» **Data supplied**:
# # # #

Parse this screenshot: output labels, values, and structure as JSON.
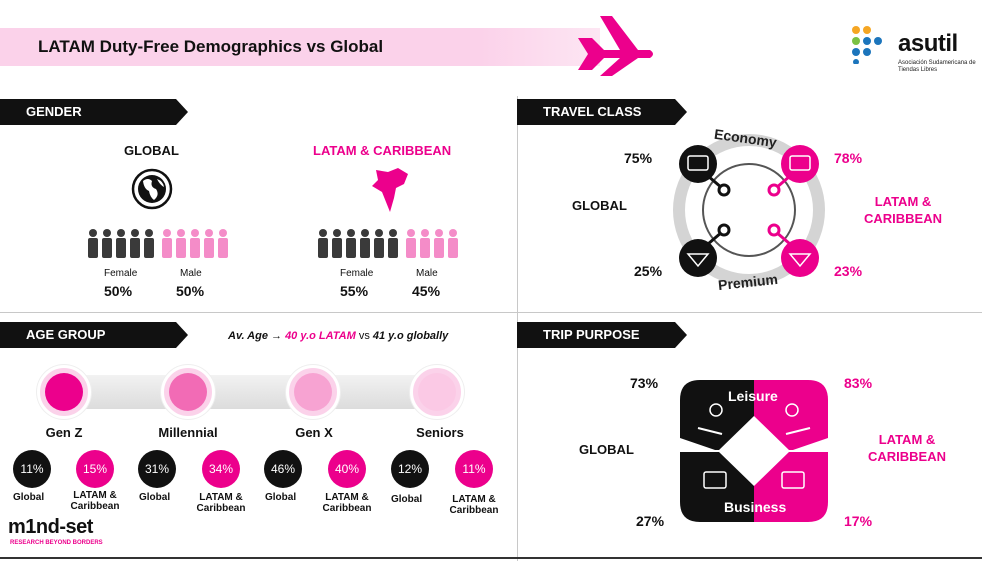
{
  "header": {
    "title": "LATAM Duty-Free Demographics vs Global"
  },
  "logo": {
    "name": "asutil",
    "subtitle": "Asociación Sudamericana de Tiendas Libres"
  },
  "gender": {
    "section_title": "GENDER",
    "global_label": "GLOBAL",
    "latam_label": "LATAM & CARIBBEAN",
    "female_label": "Female",
    "male_label": "Male",
    "global_female": "50%",
    "global_male": "50%",
    "latam_female": "55%",
    "latam_male": "45%"
  },
  "travel_class": {
    "section_title": "TRAVEL CLASS",
    "global_label": "GLOBAL",
    "latam_label_1": "LATAM &",
    "latam_label_2": "CARIBBEAN",
    "economy_label": "Economy",
    "premium_label": "Premium",
    "global_economy": "75%",
    "latam_economy": "78%",
    "global_premium": "25%",
    "latam_premium": "23%"
  },
  "age_group": {
    "section_title": "AGE GROUP",
    "avg_prefix": "Av. Age →",
    "avg_latam": "40 y.o LATAM",
    "avg_vs": "vs",
    "avg_global": "41 y.o globally",
    "global_label": "Global",
    "latam_label_1": "LATAM &",
    "latam_label_2": "Caribbean",
    "groups": [
      {
        "name": "Gen Z",
        "global": "11%",
        "latam": "15%"
      },
      {
        "name": "Millennial",
        "global": "31%",
        "latam": "34%"
      },
      {
        "name": "Gen X",
        "global": "46%",
        "latam": "40%"
      },
      {
        "name": "Seniors",
        "global": "12%",
        "latam": "11%"
      }
    ]
  },
  "trip_purpose": {
    "section_title": "TRIP PURPOSE",
    "global_label": "GLOBAL",
    "latam_label_1": "LATAM &",
    "latam_label_2": "CARIBBEAN",
    "leisure_label": "Leisure",
    "business_label": "Business",
    "global_leisure": "73%",
    "latam_leisure": "83%",
    "global_business": "27%",
    "latam_business": "17%"
  },
  "footer_logo": {
    "name": "m1nd-set",
    "tagline": "RESEARCH BEYOND BORDERS"
  },
  "colors": {
    "pink": "#ec008c",
    "light_pink": "#fbd2ea",
    "black": "#111111",
    "grey": "#d0d0d0"
  }
}
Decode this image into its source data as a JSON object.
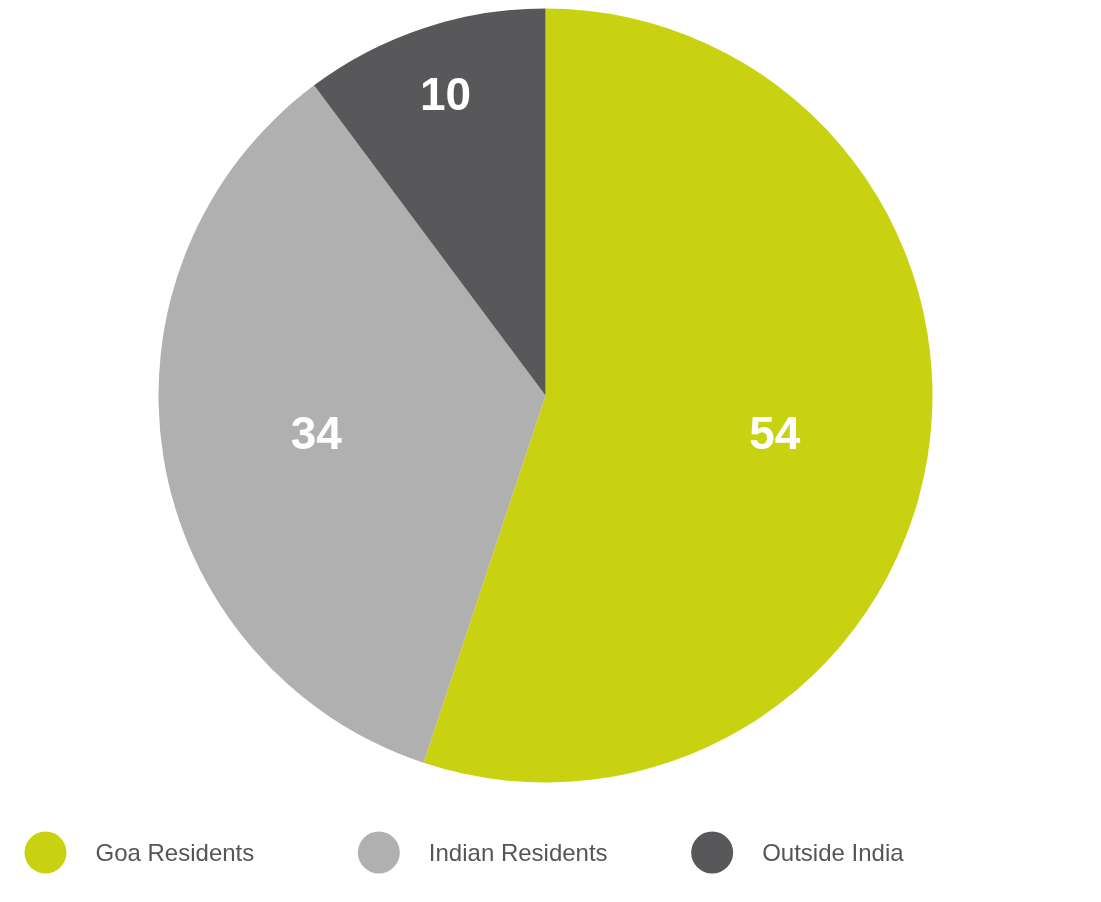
{
  "chart_data": {
    "type": "pie",
    "categories": [
      "Goa Residents",
      "Indian Residents",
      "Outside India"
    ],
    "values": [
      54,
      34,
      10
    ],
    "colors": [
      "#c8d211",
      "#b0b0b0",
      "#58585a"
    ],
    "data_labels": true,
    "legend": "bottom"
  }
}
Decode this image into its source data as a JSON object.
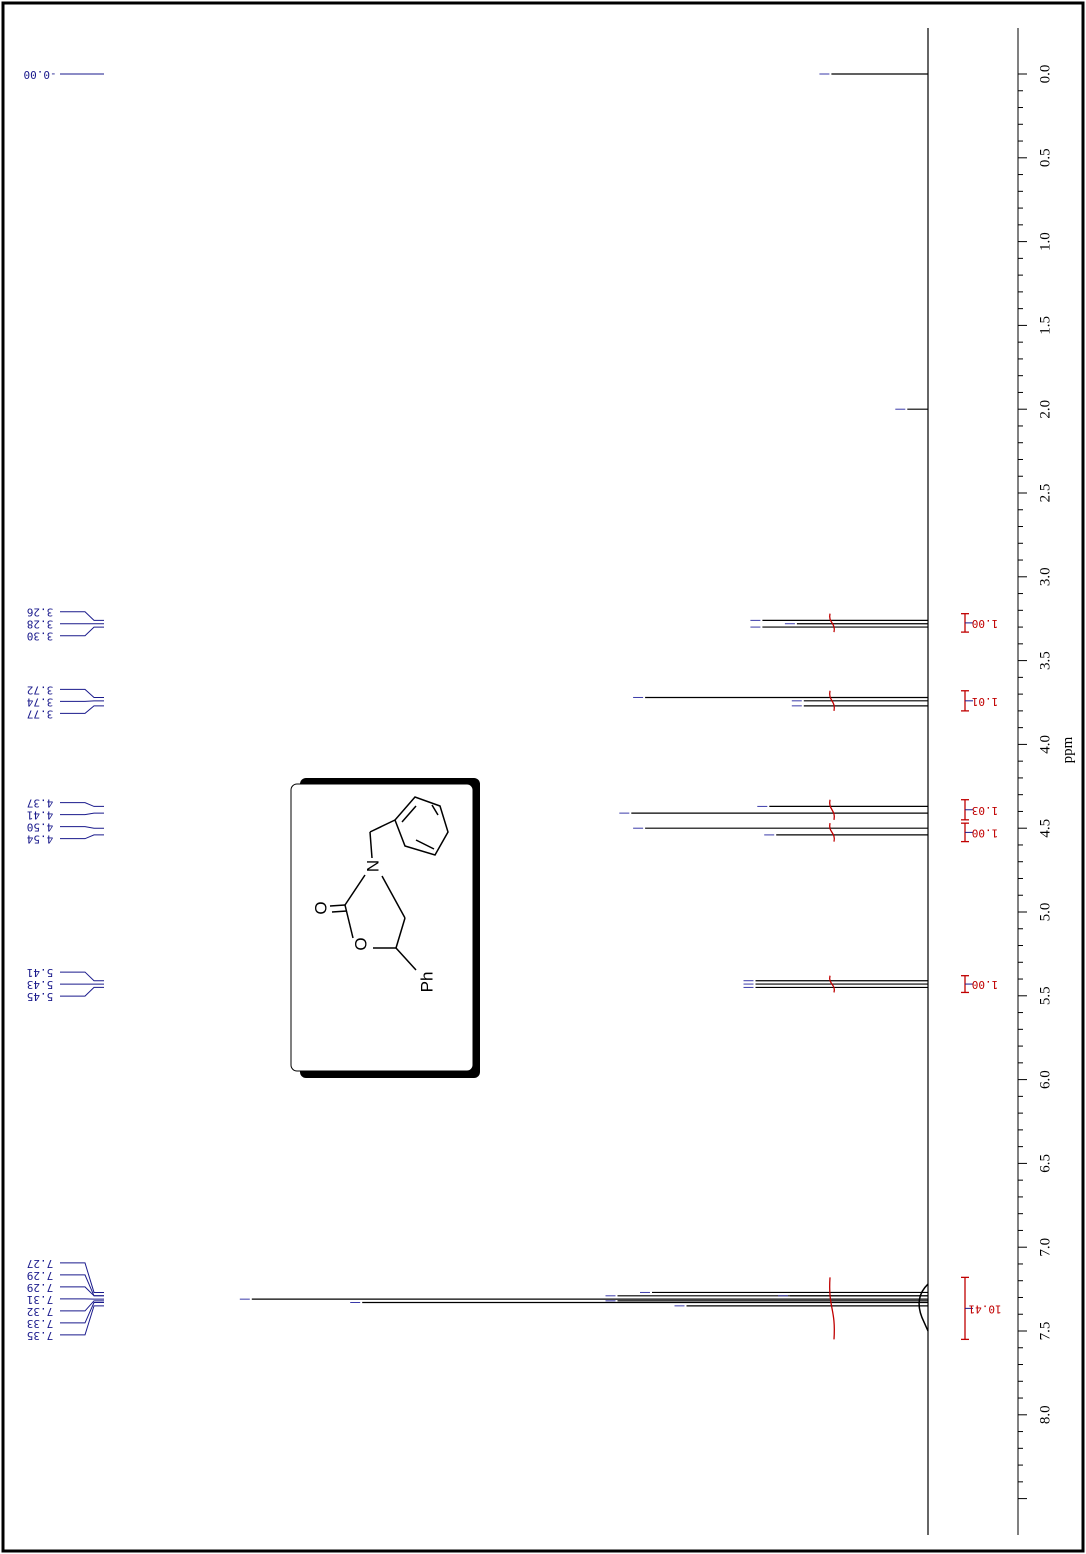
{
  "chart_data": {
    "type": "line",
    "xlabel": "ppm",
    "x_axis": {
      "range": [
        0.0,
        8.5
      ],
      "ticks": [
        0.0,
        0.5,
        1.0,
        1.5,
        2.0,
        2.5,
        3.0,
        3.5,
        4.0,
        4.5,
        5.0,
        5.5,
        6.0,
        6.5,
        7.0,
        7.5,
        8.0
      ],
      "tick_labels": [
        "0.0",
        "0.5",
        "1.0",
        "1.5",
        "2.0",
        "2.5",
        "3.0",
        "3.5",
        "4.0",
        "4.5",
        "5.0",
        "5.5",
        "6.0",
        "6.5",
        "7.0",
        "7.5",
        "8.0"
      ]
    },
    "peaks": [
      {
        "ppm": -0.0,
        "height": 0.14
      },
      {
        "ppm": 2.0,
        "height": 0.03
      },
      {
        "ppm": 3.26,
        "height": 0.24
      },
      {
        "ppm": 3.28,
        "height": 0.19
      },
      {
        "ppm": 3.3,
        "height": 0.24
      },
      {
        "ppm": 3.72,
        "height": 0.41
      },
      {
        "ppm": 3.74,
        "height": 0.18
      },
      {
        "ppm": 3.77,
        "height": 0.18
      },
      {
        "ppm": 4.37,
        "height": 0.23
      },
      {
        "ppm": 4.41,
        "height": 0.43
      },
      {
        "ppm": 4.5,
        "height": 0.41
      },
      {
        "ppm": 4.54,
        "height": 0.22
      },
      {
        "ppm": 5.41,
        "height": 0.25
      },
      {
        "ppm": 5.43,
        "height": 0.25
      },
      {
        "ppm": 5.45,
        "height": 0.25
      },
      {
        "ppm": 7.27,
        "height": 0.4
      },
      {
        "ppm": 7.29,
        "height": 0.45
      },
      {
        "ppm": 7.29,
        "height": 0.2
      },
      {
        "ppm": 7.31,
        "height": 0.98
      },
      {
        "ppm": 7.32,
        "height": 0.45
      },
      {
        "ppm": 7.33,
        "height": 0.82
      },
      {
        "ppm": 7.35,
        "height": 0.35
      }
    ],
    "peak_labels": [
      {
        "ppm": -0.0,
        "text": "-0.00"
      },
      {
        "ppm": 3.26,
        "text": "3.26"
      },
      {
        "ppm": 3.28,
        "text": "3.28"
      },
      {
        "ppm": 3.3,
        "text": "3.30"
      },
      {
        "ppm": 3.72,
        "text": "3.72"
      },
      {
        "ppm": 3.74,
        "text": "3.74"
      },
      {
        "ppm": 3.77,
        "text": "3.77"
      },
      {
        "ppm": 4.37,
        "text": "4.37"
      },
      {
        "ppm": 4.41,
        "text": "4.41"
      },
      {
        "ppm": 4.5,
        "text": "4.50"
      },
      {
        "ppm": 4.54,
        "text": "4.54"
      },
      {
        "ppm": 5.41,
        "text": "5.41"
      },
      {
        "ppm": 5.43,
        "text": "5.43"
      },
      {
        "ppm": 5.45,
        "text": "5.45"
      },
      {
        "ppm": 7.27,
        "text": "7.27"
      },
      {
        "ppm": 7.29,
        "text": "7.29"
      },
      {
        "ppm": 7.29,
        "text": "7.29"
      },
      {
        "ppm": 7.31,
        "text": "7.31"
      },
      {
        "ppm": 7.32,
        "text": "7.32"
      },
      {
        "ppm": 7.33,
        "text": "7.33"
      },
      {
        "ppm": 7.35,
        "text": "7.35"
      }
    ],
    "integrals": [
      {
        "from": 3.22,
        "to": 3.33,
        "value": "1.00"
      },
      {
        "from": 3.68,
        "to": 3.8,
        "value": "1.01"
      },
      {
        "from": 4.33,
        "to": 4.45,
        "value": "1.03"
      },
      {
        "from": 4.47,
        "to": 4.58,
        "value": "1.00"
      },
      {
        "from": 5.38,
        "to": 5.48,
        "value": "1.00"
      },
      {
        "from": 7.18,
        "to": 7.55,
        "value": "10.41"
      }
    ],
    "colors": {
      "spectrum": "#000000",
      "peak_labels": "#1a1a8c",
      "integrals": "#c00000"
    }
  },
  "structure": {
    "atom_labels": [
      "N",
      "O",
      "O",
      "Ph"
    ]
  }
}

# # # #

» **Exercise directions**:
Review the material and copy each line in which the word "structure" appears.

» **Answer to the task**:
Parse this screenshot: output labels, values, and structure as JSON.
  "structure": {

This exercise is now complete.